■ **Problem requirements**
Without altering anything, output the material below.

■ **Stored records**
▶

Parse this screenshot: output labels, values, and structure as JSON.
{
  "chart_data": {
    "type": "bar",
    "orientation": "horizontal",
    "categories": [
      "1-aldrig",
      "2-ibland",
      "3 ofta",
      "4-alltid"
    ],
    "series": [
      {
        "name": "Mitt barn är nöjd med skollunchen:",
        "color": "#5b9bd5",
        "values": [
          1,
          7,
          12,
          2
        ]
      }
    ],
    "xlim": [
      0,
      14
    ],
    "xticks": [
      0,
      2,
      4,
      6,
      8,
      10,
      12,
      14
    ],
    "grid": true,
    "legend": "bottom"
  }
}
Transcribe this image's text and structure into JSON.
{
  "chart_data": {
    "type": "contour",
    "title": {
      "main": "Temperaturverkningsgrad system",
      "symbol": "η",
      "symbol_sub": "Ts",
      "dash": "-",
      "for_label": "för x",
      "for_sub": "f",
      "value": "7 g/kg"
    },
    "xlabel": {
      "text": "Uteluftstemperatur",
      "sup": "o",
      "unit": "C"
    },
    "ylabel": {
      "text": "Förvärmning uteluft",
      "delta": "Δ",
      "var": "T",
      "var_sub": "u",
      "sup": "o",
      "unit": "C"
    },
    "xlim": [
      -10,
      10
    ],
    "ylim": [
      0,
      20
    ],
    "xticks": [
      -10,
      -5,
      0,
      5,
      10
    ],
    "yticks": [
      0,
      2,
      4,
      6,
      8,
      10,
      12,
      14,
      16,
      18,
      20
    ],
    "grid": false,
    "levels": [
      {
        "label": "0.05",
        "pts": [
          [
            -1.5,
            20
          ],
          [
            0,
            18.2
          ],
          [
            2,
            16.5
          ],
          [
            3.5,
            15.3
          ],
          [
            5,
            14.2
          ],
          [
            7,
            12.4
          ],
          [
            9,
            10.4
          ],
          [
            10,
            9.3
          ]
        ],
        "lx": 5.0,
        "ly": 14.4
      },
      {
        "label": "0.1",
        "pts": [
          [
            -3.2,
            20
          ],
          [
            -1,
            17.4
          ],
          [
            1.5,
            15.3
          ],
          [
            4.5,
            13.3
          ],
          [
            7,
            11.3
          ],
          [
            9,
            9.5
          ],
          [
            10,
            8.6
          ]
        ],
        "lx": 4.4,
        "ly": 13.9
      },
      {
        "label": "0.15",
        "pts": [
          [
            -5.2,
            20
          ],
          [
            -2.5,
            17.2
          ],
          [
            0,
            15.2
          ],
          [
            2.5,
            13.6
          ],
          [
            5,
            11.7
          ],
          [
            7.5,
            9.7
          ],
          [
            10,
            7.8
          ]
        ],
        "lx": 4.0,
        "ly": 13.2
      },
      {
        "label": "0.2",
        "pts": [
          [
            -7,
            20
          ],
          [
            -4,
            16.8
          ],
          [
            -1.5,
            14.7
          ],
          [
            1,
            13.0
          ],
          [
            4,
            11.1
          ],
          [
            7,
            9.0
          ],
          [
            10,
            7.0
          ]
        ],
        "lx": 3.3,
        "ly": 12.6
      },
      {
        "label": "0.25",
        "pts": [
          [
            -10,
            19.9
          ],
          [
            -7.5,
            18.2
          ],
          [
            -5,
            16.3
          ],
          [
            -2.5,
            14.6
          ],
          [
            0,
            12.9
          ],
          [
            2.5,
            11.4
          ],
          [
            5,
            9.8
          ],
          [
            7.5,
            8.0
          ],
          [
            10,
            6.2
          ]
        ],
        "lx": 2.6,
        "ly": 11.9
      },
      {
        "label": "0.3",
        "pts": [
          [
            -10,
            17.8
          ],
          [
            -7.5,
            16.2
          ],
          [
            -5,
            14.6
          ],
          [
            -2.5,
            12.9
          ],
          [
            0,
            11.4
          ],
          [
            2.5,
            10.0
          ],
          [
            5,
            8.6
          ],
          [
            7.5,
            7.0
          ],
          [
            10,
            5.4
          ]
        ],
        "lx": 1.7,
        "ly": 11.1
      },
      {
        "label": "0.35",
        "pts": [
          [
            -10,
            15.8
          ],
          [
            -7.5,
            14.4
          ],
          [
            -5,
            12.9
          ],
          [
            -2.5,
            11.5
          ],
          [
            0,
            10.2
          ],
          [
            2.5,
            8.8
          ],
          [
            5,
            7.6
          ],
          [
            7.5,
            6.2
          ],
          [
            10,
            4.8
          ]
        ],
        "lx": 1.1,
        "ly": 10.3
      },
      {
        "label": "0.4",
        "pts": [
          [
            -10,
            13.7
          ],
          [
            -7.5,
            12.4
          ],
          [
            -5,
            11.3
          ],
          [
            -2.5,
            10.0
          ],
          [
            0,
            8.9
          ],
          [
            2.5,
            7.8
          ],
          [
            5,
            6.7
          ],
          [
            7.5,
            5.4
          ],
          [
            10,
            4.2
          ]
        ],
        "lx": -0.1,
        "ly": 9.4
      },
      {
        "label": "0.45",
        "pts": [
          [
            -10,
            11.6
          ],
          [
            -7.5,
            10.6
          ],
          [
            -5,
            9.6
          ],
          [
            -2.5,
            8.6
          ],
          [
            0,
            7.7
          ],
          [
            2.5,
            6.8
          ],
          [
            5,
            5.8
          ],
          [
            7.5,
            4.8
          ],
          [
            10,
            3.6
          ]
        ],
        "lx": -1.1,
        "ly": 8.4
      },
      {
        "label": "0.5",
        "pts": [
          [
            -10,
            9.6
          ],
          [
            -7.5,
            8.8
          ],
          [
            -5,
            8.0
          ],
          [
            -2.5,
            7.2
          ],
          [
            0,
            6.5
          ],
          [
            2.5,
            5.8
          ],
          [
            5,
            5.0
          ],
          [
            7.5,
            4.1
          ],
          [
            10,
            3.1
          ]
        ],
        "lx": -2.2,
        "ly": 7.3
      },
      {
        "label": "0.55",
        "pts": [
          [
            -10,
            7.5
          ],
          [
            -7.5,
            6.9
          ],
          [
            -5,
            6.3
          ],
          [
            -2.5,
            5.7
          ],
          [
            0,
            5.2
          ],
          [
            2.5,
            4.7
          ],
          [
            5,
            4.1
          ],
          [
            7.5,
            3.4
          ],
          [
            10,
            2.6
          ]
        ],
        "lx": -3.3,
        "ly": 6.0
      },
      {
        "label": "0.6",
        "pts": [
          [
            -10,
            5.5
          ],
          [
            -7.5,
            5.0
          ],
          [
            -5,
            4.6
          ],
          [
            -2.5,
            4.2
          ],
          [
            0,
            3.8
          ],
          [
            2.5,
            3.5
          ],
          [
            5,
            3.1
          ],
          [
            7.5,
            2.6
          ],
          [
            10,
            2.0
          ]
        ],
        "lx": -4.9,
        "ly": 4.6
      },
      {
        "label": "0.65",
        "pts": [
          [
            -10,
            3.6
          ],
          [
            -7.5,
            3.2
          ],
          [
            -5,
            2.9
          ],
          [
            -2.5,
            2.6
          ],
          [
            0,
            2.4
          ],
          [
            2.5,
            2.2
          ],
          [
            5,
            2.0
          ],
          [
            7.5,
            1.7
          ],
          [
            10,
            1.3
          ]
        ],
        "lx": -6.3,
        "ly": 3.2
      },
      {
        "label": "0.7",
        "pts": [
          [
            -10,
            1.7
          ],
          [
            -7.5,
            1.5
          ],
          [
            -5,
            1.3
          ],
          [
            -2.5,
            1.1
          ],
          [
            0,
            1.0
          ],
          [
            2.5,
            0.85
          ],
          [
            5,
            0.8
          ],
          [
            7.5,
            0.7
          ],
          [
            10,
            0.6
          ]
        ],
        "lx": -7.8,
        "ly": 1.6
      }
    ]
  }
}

◀

■ **Response**
Parse this screenshot: output labels, values, and structure as JSON.
{
  "chart_data": {
    "type": "bar",
    "orientation": "horizontal",
    "categories": [
      "1-aldrig",
      "2-ibland",
      "3 ofta",
      "4-alltid"
    ],
    "series": [
      {
        "name": "Mitt barn är nöjd med skollunchen:",
        "color": "#5b9bd5",
        "values": [
          1,
          7,
          12,
          2
        ]
      }
    ],
    "xlim": [
      0,
      14
    ],
    "xticks": [
      0,
      2,
      4,
      6,
      8,
      10,
      12,
      14
    ],
    "grid": true,
    "legend": "bottom"
  }
}
Transcribe this image's text and structure into JSON.
{
  "chart_data": {
    "type": "contour",
    "title": {
      "main": "Temperaturverkningsgrad system",
      "symbol": "η",
      "symbol_sub": "Ts",
      "dash": "-",
      "for_label": "för x",
      "for_sub": "f",
      "value": "7 g/kg"
    },
    "xlabel": {
      "text": "Uteluftstemperatur",
      "sup": "o",
      "unit": "C"
    },
    "ylabel": {
      "text": "Förvärmning uteluft",
      "delta": "Δ",
      "var": "T",
      "var_sub": "u",
      "sup": "o",
      "unit": "C"
    },
    "xlim": [
      -10,
      10
    ],
    "ylim": [
      0,
      20
    ],
    "xticks": [
      -10,
      -5,
      0,
      5,
      10
    ],
    "yticks": [
      0,
      2,
      4,
      6,
      8,
      10,
      12,
      14,
      16,
      18,
      20
    ],
    "grid": false,
    "levels": [
      {
        "label": "0.05",
        "pts": [
          [
            -1.5,
            20
          ],
          [
            0,
            18.2
          ],
          [
            2,
            16.5
          ],
          [
            3.5,
            15.3
          ],
          [
            5,
            14.2
          ],
          [
            7,
            12.4
          ],
          [
            9,
            10.4
          ],
          [
            10,
            9.3
          ]
        ],
        "lx": 5.0,
        "ly": 14.4
      },
      {
        "label": "0.1",
        "pts": [
          [
            -3.2,
            20
          ],
          [
            -1,
            17.4
          ],
          [
            1.5,
            15.3
          ],
          [
            4.5,
            13.3
          ],
          [
            7,
            11.3
          ],
          [
            9,
            9.5
          ],
          [
            10,
            8.6
          ]
        ],
        "lx": 4.4,
        "ly": 13.9
      },
      {
        "label": "0.15",
        "pts": [
          [
            -5.2,
            20
          ],
          [
            -2.5,
            17.2
          ],
          [
            0,
            15.2
          ],
          [
            2.5,
            13.6
          ],
          [
            5,
            11.7
          ],
          [
            7.5,
            9.7
          ],
          [
            10,
            7.8
          ]
        ],
        "lx": 4.0,
        "ly": 13.2
      },
      {
        "label": "0.2",
        "pts": [
          [
            -7,
            20
          ],
          [
            -4,
            16.8
          ],
          [
            -1.5,
            14.7
          ],
          [
            1,
            13.0
          ],
          [
            4,
            11.1
          ],
          [
            7,
            9.0
          ],
          [
            10,
            7.0
          ]
        ],
        "lx": 3.3,
        "ly": 12.6
      },
      {
        "label": "0.25",
        "pts": [
          [
            -10,
            19.9
          ],
          [
            -7.5,
            18.2
          ],
          [
            -5,
            16.3
          ],
          [
            -2.5,
            14.6
          ],
          [
            0,
            12.9
          ],
          [
            2.5,
            11.4
          ],
          [
            5,
            9.8
          ],
          [
            7.5,
            8.0
          ],
          [
            10,
            6.2
          ]
        ],
        "lx": 2.6,
        "ly": 11.9
      },
      {
        "label": "0.3",
        "pts": [
          [
            -10,
            17.8
          ],
          [
            -7.5,
            16.2
          ],
          [
            -5,
            14.6
          ],
          [
            -2.5,
            12.9
          ],
          [
            0,
            11.4
          ],
          [
            2.5,
            10.0
          ],
          [
            5,
            8.6
          ],
          [
            7.5,
            7.0
          ],
          [
            10,
            5.4
          ]
        ],
        "lx": 1.7,
        "ly": 11.1
      },
      {
        "label": "0.35",
        "pts": [
          [
            -10,
            15.8
          ],
          [
            -7.5,
            14.4
          ],
          [
            -5,
            12.9
          ],
          [
            -2.5,
            11.5
          ],
          [
            0,
            10.2
          ],
          [
            2.5,
            8.8
          ],
          [
            5,
            7.6
          ],
          [
            7.5,
            6.2
          ],
          [
            10,
            4.8
          ]
        ],
        "lx": 1.1,
        "ly": 10.3
      },
      {
        "label": "0.4",
        "pts": [
          [
            -10,
            13.7
          ],
          [
            -7.5,
            12.4
          ],
          [
            -5,
            11.3
          ],
          [
            -2.5,
            10.0
          ],
          [
            0,
            8.9
          ],
          [
            2.5,
            7.8
          ],
          [
            5,
            6.7
          ],
          [
            7.5,
            5.4
          ],
          [
            10,
            4.2
          ]
        ],
        "lx": -0.1,
        "ly": 9.4
      },
      {
        "label": "0.45",
        "pts": [
          [
            -10,
            11.6
          ],
          [
            -7.5,
            10.6
          ],
          [
            -5,
            9.6
          ],
          [
            -2.5,
            8.6
          ],
          [
            0,
            7.7
          ],
          [
            2.5,
            6.8
          ],
          [
            5,
            5.8
          ],
          [
            7.5,
            4.8
          ],
          [
            10,
            3.6
          ]
        ],
        "lx": -1.1,
        "ly": 8.4
      },
      {
        "label": "0.5",
        "pts": [
          [
            -10,
            9.6
          ],
          [
            -7.5,
            8.8
          ],
          [
            -5,
            8.0
          ],
          [
            -2.5,
            7.2
          ],
          [
            0,
            6.5
          ],
          [
            2.5,
            5.8
          ],
          [
            5,
            5.0
          ],
          [
            7.5,
            4.1
          ],
          [
            10,
            3.1
          ]
        ],
        "lx": -2.2,
        "ly": 7.3
      },
      {
        "label": "0.55",
        "pts": [
          [
            -10,
            7.5
          ],
          [
            -7.5,
            6.9
          ],
          [
            -5,
            6.3
          ],
          [
            -2.5,
            5.7
          ],
          [
            0,
            5.2
          ],
          [
            2.5,
            4.7
          ],
          [
            5,
            4.1
          ],
          [
            7.5,
            3.4
          ],
          [
            10,
            2.6
          ]
        ],
        "lx": -3.3,
        "ly": 6.0
      },
      {
        "label": "0.6",
        "pts": [
          [
            -10,
            5.5
          ],
          [
            -7.5,
            5.0
          ],
          [
            -5,
            4.6
          ],
          [
            -2.5,
            4.2
          ],
          [
            0,
            3.8
          ],
          [
            2.5,
            3.5
          ],
          [
            5,
            3.1
          ],
          [
            7.5,
            2.6
          ],
          [
            10,
            2.0
          ]
        ],
        "lx": -4.9,
        "ly": 4.6
      },
      {
        "label": "0.65",
        "pts": [
          [
            -10,
            3.6
          ],
          [
            -7.5,
            3.2
          ],
          [
            -5,
            2.9
          ],
          [
            -2.5,
            2.6
          ],
          [
            0,
            2.4
          ],
          [
            2.5,
            2.2
          ],
          [
            5,
            2.0
          ],
          [
            7.5,
            1.7
          ],
          [
            10,
            1.3
          ]
        ],
        "lx": -6.3,
        "ly": 3.2
      },
      {
        "label": "0.7",
        "pts": [
          [
            -10,
            1.7
          ],
          [
            -7.5,
            1.5
          ],
          [
            -5,
            1.3
          ],
          [
            -2.5,
            1.1
          ],
          [
            0,
            1.0
          ],
          [
            2.5,
            0.85
          ],
          [
            5,
            0.8
          ],
          [
            7.5,
            0.7
          ],
          [
            10,
            0.6
          ]
        ],
        "lx": -7.8,
        "ly": 1.6
      }
    ]
  }
}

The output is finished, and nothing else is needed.